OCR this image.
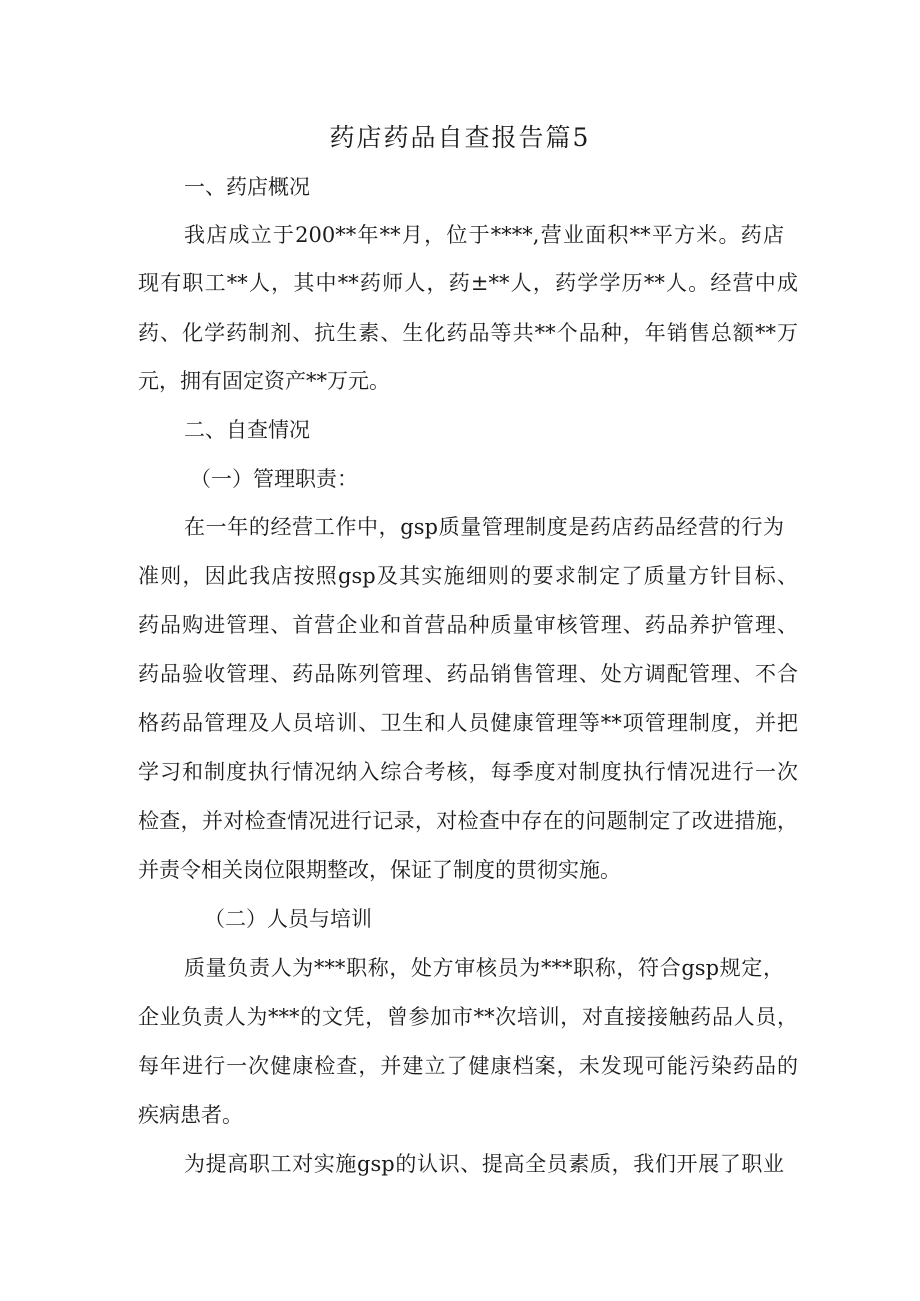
药店药品自查报告篇5
一、药店概况
我店成立于200**年**月，位于****,营业面积**平方米。药店
现有职工**人，其中**药师人，药±**人，药学学历**人。经营中成
药、化学药制剂、抗生素、生化药品等共**个品种，年销售总额**万
元，拥有固定资产**万元。
二、自查情况
（一）管理职责：
在一年的经营工作中，gsp质量管理制度是药店药品经营的行为
准则，因此我店按照gsp及其实施细则的要求制定了质量方针目标、
药品购进管理、首营企业和首营品种质量审核管理、药品养护管理、
药品验收管理、药品陈列管理、药品销售管理、处方调配管理、不合
格药品管理及人员培训、卫生和人员健康管理等**项管理制度，并把
学习和制度执行情况纳入综合考核，每季度对制度执行情况进行一次
检查，并对检查情况进行记录，对检查中存在的问题制定了改进措施，
并责令相关岗位限期整改，保证了制度的贯彻实施。
（二）人员与培训
质量负责人为***职称，处方审核员为***职称，符合gsp规定，
企业负责人为***的文凭，曾参加市**次培训，对直接接触药品人员，
每年进行一次健康检查，并建立了健康档案，未发现可能污染药品的
疾病患者。
为提高职工对实施gsp的认识、提高全员素质，我们开展了职业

- **PROBLEM TO SOLVE**:
Leave the pictures out, and transcribe each of the records exactly.

- **EXERCISE RESPONSE**:
OCR this image.
药店药品自查报告篇5
一、药店概况
我店成立于200**年**月，位于****,营业面积**平方米。药店
现有职工**人，其中**药师人，药±**人，药学学历**人。经营中成
药、化学药制剂、抗生素、生化药品等共**个品种，年销售总额**万
元，拥有固定资产**万元。
二、自查情况
（一）管理职责：
在一年的经营工作中，gsp质量管理制度是药店药品经营的行为
准则，因此我店按照gsp及其实施细则的要求制定了质量方针目标、
药品购进管理、首营企业和首营品种质量审核管理、药品养护管理、
药品验收管理、药品陈列管理、药品销售管理、处方调配管理、不合
格药品管理及人员培训、卫生和人员健康管理等**项管理制度，并把
学习和制度执行情况纳入综合考核，每季度对制度执行情况进行一次
检查，并对检查情况进行记录，对检查中存在的问题制定了改进措施，
并责令相关岗位限期整改，保证了制度的贯彻实施。
（二）人员与培训
质量负责人为***职称，处方审核员为***职称，符合gsp规定，
企业负责人为***的文凭，曾参加市**次培训，对直接接触药品人员，
每年进行一次健康检查，并建立了健康档案，未发现可能污染药品的
疾病患者。
为提高职工对实施gsp的认识、提高全员素质，我们开展了职业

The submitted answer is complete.